Start of INPUT RECORDS

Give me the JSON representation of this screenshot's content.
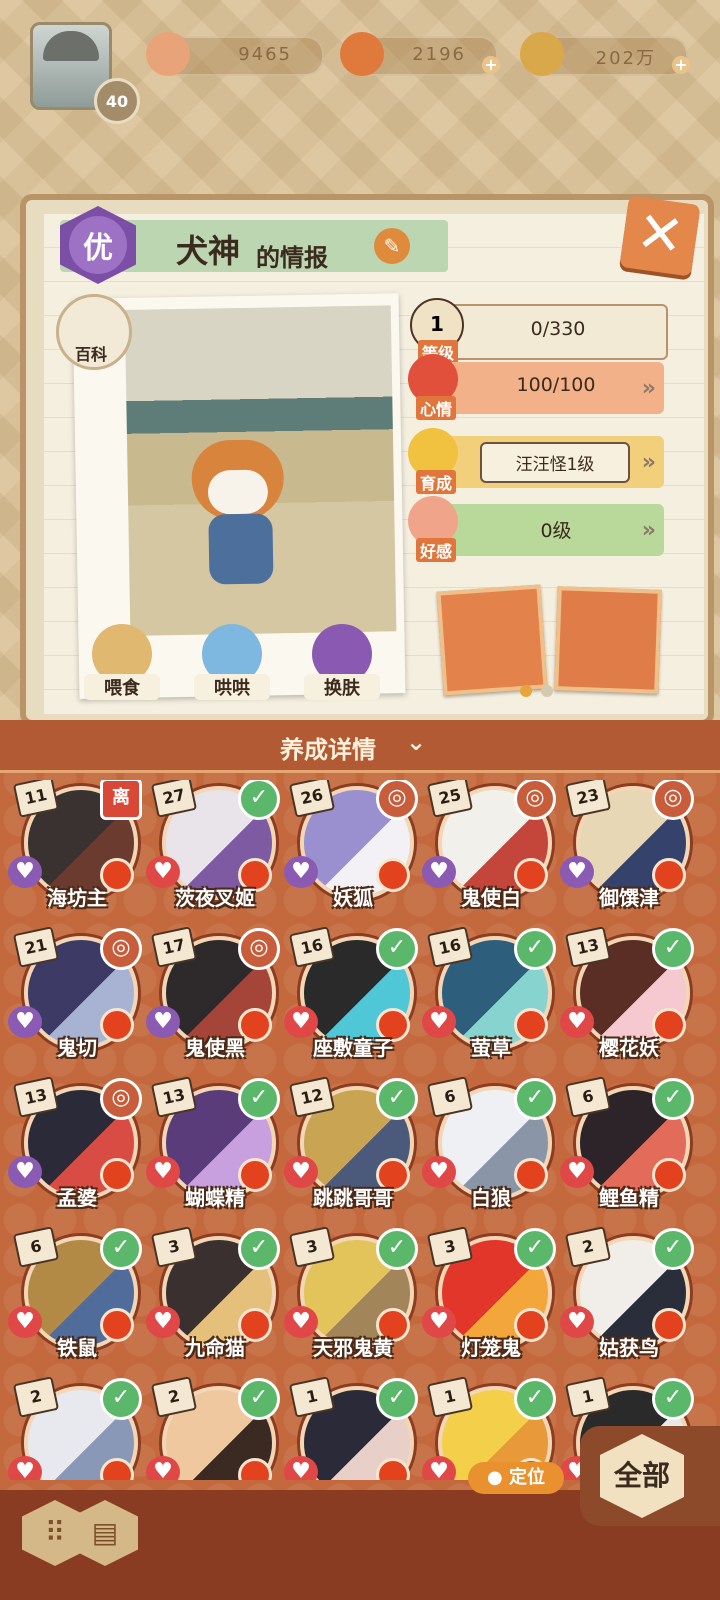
{
  "player": {
    "level": "40"
  },
  "resources": [
    {
      "name": "jade",
      "value": "9465",
      "icon": "flower-jade-icon",
      "color": "#e8a478"
    },
    {
      "name": "stamina",
      "value": "2196",
      "icon": "stamina-icon",
      "color": "#e07a3c"
    },
    {
      "name": "coins",
      "value": "202万",
      "icon": "coin-icon",
      "color": "#d9a84a"
    }
  ],
  "card": {
    "grade": "优",
    "name": "犬神",
    "name_suffix": "的情报",
    "baike_label": "百科",
    "actions": [
      {
        "label": "喂食",
        "icon": "noodle-bowl-icon",
        "color": "#e0b870"
      },
      {
        "label": "哄哄",
        "icon": "milk-carton-icon",
        "color": "#7eb7df"
      },
      {
        "label": "换肤",
        "icon": "skin-swap-icon",
        "color": "#8a5ab2"
      }
    ],
    "stats": [
      {
        "key": "level",
        "label": "等级",
        "value": "0/330",
        "icon_text": "1",
        "bg": "#f3ead6",
        "icon_color": "#f0e2c5"
      },
      {
        "key": "mood",
        "label": "心情",
        "value": "100/100",
        "icon_text": "",
        "bg": "#f3b18a",
        "icon_color": "#e0503a"
      },
      {
        "key": "growth",
        "label": "育成",
        "value": "汪汪怪1级",
        "icon_text": "",
        "bg": "#f1cf7b",
        "icon_color": "#f0c240"
      },
      {
        "key": "affection",
        "label": "好感",
        "value": "0级",
        "icon_text": "",
        "bg": "#b8d99a",
        "icon_color": "#f0a58a"
      }
    ],
    "page_dots": [
      {
        "color": "#e8a63a"
      },
      {
        "color": "#d6c9b2"
      }
    ]
  },
  "detail_label": "养成详情",
  "shikigami": [
    {
      "name": "海坊主",
      "level": "11",
      "badge": "离",
      "badge_type": "away",
      "heart_color": "#8b5ab3",
      "colors": [
        "#3a3230",
        "#6b3b30"
      ]
    },
    {
      "name": "茨夜叉姬",
      "level": "27",
      "badge": "✓",
      "badge_type": "check",
      "heart_color": "#e04848",
      "colors": [
        "#e8e4ea",
        "#7e5aa2"
      ]
    },
    {
      "name": "妖狐",
      "level": "26",
      "badge": "◎",
      "badge_type": "ring",
      "heart_color": "#8b5ab3",
      "colors": [
        "#9a8fcf",
        "#f3f1f5"
      ]
    },
    {
      "name": "鬼使白",
      "level": "25",
      "badge": "◎",
      "badge_type": "ring",
      "heart_color": "#8b5ab3",
      "colors": [
        "#f2f0ea",
        "#c4453a"
      ]
    },
    {
      "name": "御馔津",
      "level": "23",
      "badge": "◎",
      "badge_type": "ring",
      "heart_color": "#8b5ab3",
      "colors": [
        "#e8d7b5",
        "#35436c"
      ]
    },
    {
      "name": "鬼切",
      "level": "21",
      "badge": "◎",
      "badge_type": "ring",
      "heart_color": "#8b5ab3",
      "colors": [
        "#3d3b66",
        "#a8b3d4"
      ]
    },
    {
      "name": "鬼使黑",
      "level": "17",
      "badge": "◎",
      "badge_type": "ring",
      "heart_color": "#8b5ab3",
      "colors": [
        "#2e2a2c",
        "#a5453a"
      ]
    },
    {
      "name": "座敷童子",
      "level": "16",
      "badge": "✓",
      "badge_type": "check",
      "heart_color": "#e04848",
      "colors": [
        "#2a2a2a",
        "#4fc7d6"
      ]
    },
    {
      "name": "萤草",
      "level": "16",
      "badge": "✓",
      "badge_type": "check",
      "heart_color": "#e04848",
      "colors": [
        "#2d5f7d",
        "#86d3cf"
      ]
    },
    {
      "name": "樱花妖",
      "level": "13",
      "badge": "✓",
      "badge_type": "check",
      "heart_color": "#e04848",
      "colors": [
        "#5a2e24",
        "#f6c8cf"
      ]
    },
    {
      "name": "孟婆",
      "level": "13",
      "badge": "◎",
      "badge_type": "ring",
      "heart_color": "#8b5ab3",
      "colors": [
        "#2b2a38",
        "#d94c43"
      ]
    },
    {
      "name": "蝴蝶精",
      "level": "13",
      "badge": "✓",
      "badge_type": "check",
      "heart_color": "#e04848",
      "colors": [
        "#5b3c7a",
        "#c8a0e0"
      ]
    },
    {
      "name": "跳跳哥哥",
      "level": "12",
      "badge": "✓",
      "badge_type": "check",
      "heart_color": "#e04848",
      "colors": [
        "#c9a453",
        "#4b5a7a"
      ]
    },
    {
      "name": "白狼",
      "level": "6",
      "badge": "✓",
      "badge_type": "check",
      "heart_color": "#e04848",
      "colors": [
        "#eef0f4",
        "#8a95a8"
      ]
    },
    {
      "name": "鲤鱼精",
      "level": "6",
      "badge": "✓",
      "badge_type": "check",
      "heart_color": "#e04848",
      "colors": [
        "#2c2428",
        "#e36b5a"
      ]
    },
    {
      "name": "铁鼠",
      "level": "6",
      "badge": "✓",
      "badge_type": "check",
      "heart_color": "#e04848",
      "colors": [
        "#b28a46",
        "#4f6c9a"
      ]
    },
    {
      "name": "九命猫",
      "level": "3",
      "badge": "✓",
      "badge_type": "check",
      "heart_color": "#e04848",
      "colors": [
        "#3a3030",
        "#e4c07a"
      ]
    },
    {
      "name": "天邪鬼黄",
      "level": "3",
      "badge": "✓",
      "badge_type": "check",
      "heart_color": "#e04848",
      "colors": [
        "#e3c45a",
        "#a3855a"
      ]
    },
    {
      "name": "灯笼鬼",
      "level": "3",
      "badge": "✓",
      "badge_type": "check",
      "heart_color": "#e04848",
      "colors": [
        "#e2362a",
        "#f3a63a"
      ]
    },
    {
      "name": "姑获鸟",
      "level": "2",
      "badge": "✓",
      "badge_type": "check",
      "heart_color": "#e04848",
      "colors": [
        "#f1eee9",
        "#2a2e3a"
      ]
    },
    {
      "name": "",
      "level": "2",
      "badge": "✓",
      "badge_type": "check",
      "heart_color": "#e04848",
      "colors": [
        "#e8e9ef",
        "#8a98b8"
      ]
    },
    {
      "name": "",
      "level": "2",
      "badge": "✓",
      "badge_type": "check",
      "heart_color": "#e04848",
      "colors": [
        "#f0c8a0",
        "#3a2a22"
      ]
    },
    {
      "name": "",
      "level": "1",
      "badge": "✓",
      "badge_type": "check",
      "heart_color": "#e04848",
      "colors": [
        "#2a2a38",
        "#e8d0c8"
      ]
    },
    {
      "name": "",
      "level": "1",
      "badge": "✓",
      "badge_type": "check",
      "heart_color": "#e04848",
      "colors": [
        "#f4d04a",
        "#e89a3a"
      ]
    },
    {
      "name": "",
      "level": "1",
      "badge": "✓",
      "badge_type": "check",
      "heart_color": "#e04848",
      "colors": [
        "#2a2a2a",
        "#e8e8e8"
      ]
    }
  ],
  "locate_label": "定位",
  "all_label": "全部",
  "view_modes": [
    {
      "icon": "grid-view-icon",
      "glyph": "⠿"
    },
    {
      "icon": "list-view-icon",
      "glyph": "▤"
    }
  ]
}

End of INPUT RECORDS

__WHAT TO PRODUCE__
Identify and copy all lines with the word "value".

__ANSWER TO THIS PROBLEM__
      "value": "9465",
      "value": "2196",
      "value": "202万",
        "value": "0/330",
        "value": "100/100",
        "value": "汪汪怪1级",
        "value": "0级",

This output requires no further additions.